◆ **WRITTEN TASK**
Check each line of the records for "Coffee"; collect those that have it.
Start DATASET ENTRIES
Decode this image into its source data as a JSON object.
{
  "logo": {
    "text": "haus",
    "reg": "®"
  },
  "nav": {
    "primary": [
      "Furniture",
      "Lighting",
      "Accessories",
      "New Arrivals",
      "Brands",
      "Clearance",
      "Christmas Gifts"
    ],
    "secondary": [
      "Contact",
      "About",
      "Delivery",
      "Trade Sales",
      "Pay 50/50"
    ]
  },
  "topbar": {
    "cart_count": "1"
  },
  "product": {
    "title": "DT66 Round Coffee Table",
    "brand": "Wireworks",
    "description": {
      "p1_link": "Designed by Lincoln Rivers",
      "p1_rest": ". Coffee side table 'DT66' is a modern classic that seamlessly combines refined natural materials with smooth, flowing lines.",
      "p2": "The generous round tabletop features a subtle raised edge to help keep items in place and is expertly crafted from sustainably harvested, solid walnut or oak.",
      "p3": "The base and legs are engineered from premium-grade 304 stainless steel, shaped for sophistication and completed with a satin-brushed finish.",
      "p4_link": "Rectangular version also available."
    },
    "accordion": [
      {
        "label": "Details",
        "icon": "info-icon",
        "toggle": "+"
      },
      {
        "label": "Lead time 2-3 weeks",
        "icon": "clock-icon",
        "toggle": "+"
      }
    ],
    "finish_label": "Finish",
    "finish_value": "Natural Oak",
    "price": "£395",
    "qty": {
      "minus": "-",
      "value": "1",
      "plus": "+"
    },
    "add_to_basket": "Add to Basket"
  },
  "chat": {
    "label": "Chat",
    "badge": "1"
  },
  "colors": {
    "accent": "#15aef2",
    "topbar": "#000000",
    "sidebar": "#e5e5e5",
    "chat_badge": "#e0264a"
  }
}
End DATASET ENTRIES
Start DATASET ENTRIES
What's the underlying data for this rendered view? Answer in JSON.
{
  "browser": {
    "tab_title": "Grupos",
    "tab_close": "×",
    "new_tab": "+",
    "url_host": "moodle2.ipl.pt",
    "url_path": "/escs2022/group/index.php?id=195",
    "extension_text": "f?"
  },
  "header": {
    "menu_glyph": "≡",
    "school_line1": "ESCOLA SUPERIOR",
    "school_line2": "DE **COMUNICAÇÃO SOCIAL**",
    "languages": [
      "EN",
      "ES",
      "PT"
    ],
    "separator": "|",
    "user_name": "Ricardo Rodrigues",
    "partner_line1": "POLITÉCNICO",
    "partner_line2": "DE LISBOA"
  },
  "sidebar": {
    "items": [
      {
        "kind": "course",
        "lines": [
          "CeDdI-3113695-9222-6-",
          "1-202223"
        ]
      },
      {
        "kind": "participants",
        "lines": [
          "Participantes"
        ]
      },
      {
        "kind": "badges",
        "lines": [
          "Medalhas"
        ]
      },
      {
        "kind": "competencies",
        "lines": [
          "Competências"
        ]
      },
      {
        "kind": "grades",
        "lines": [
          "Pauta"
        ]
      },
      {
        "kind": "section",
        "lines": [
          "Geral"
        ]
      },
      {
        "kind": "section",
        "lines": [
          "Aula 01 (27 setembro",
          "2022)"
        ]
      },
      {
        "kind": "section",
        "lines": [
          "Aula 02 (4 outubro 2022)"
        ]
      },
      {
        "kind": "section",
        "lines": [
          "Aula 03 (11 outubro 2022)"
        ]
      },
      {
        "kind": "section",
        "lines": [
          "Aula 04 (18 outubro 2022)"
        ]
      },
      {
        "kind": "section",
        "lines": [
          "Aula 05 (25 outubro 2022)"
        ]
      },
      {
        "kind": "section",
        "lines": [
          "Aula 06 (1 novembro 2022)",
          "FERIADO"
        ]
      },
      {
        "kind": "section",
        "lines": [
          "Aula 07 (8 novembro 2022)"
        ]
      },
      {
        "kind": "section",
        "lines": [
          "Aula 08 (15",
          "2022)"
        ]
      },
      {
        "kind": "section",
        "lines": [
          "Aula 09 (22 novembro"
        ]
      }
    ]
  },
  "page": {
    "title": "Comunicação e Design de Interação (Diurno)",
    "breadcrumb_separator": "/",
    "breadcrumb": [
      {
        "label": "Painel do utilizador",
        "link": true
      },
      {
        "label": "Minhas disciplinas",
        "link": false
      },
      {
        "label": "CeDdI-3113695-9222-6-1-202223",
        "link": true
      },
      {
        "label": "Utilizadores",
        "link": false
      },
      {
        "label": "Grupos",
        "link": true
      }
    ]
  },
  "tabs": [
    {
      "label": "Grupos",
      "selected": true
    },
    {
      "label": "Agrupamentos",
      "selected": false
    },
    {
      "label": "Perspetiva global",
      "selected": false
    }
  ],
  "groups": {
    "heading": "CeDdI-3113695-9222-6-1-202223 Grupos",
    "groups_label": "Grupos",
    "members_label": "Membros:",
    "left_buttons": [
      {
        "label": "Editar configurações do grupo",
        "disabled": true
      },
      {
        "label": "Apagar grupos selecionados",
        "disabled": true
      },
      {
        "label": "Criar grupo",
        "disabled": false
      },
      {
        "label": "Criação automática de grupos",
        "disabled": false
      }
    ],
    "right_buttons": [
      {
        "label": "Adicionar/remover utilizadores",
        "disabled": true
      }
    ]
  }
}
End DATASET ENTRIES
Start DATASET ENTRIES
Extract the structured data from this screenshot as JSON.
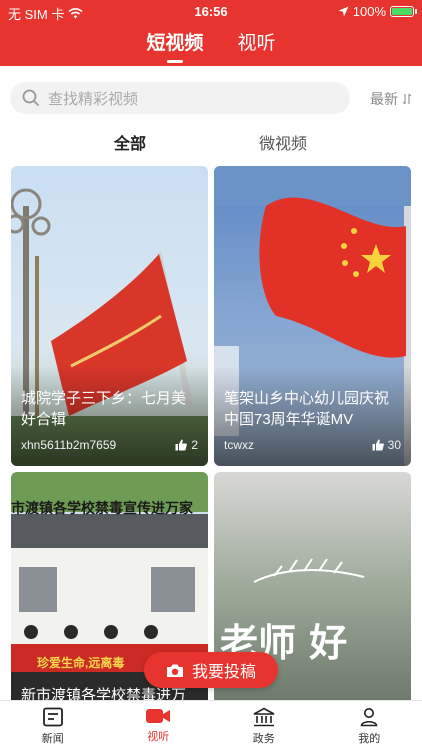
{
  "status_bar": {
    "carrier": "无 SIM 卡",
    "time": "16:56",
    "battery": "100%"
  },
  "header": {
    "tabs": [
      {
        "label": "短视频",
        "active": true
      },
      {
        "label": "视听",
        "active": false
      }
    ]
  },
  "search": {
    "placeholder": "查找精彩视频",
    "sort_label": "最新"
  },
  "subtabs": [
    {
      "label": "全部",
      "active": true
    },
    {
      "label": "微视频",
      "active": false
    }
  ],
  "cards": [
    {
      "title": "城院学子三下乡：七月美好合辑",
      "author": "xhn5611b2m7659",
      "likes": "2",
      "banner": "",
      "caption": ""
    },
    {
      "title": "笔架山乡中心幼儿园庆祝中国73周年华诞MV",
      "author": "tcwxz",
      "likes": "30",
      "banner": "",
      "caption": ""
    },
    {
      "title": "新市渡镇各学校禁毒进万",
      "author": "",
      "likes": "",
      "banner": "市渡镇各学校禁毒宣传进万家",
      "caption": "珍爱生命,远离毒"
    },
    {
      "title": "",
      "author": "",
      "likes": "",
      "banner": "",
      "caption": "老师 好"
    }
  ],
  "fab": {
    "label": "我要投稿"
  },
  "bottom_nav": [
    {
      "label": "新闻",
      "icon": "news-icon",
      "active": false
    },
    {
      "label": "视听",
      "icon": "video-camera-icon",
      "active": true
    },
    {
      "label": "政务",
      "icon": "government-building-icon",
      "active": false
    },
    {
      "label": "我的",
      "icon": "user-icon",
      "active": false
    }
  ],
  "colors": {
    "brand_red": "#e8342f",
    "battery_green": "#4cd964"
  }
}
End DATASET ENTRIES
◆ **WRITTEN ANSWER**
    "title": "DT66 Round Coffee Table",
      "p1_rest": ". Coffee side table 'DT66' is a modern classic that seamlessly combines refined natural materials with smooth, flowing lines.",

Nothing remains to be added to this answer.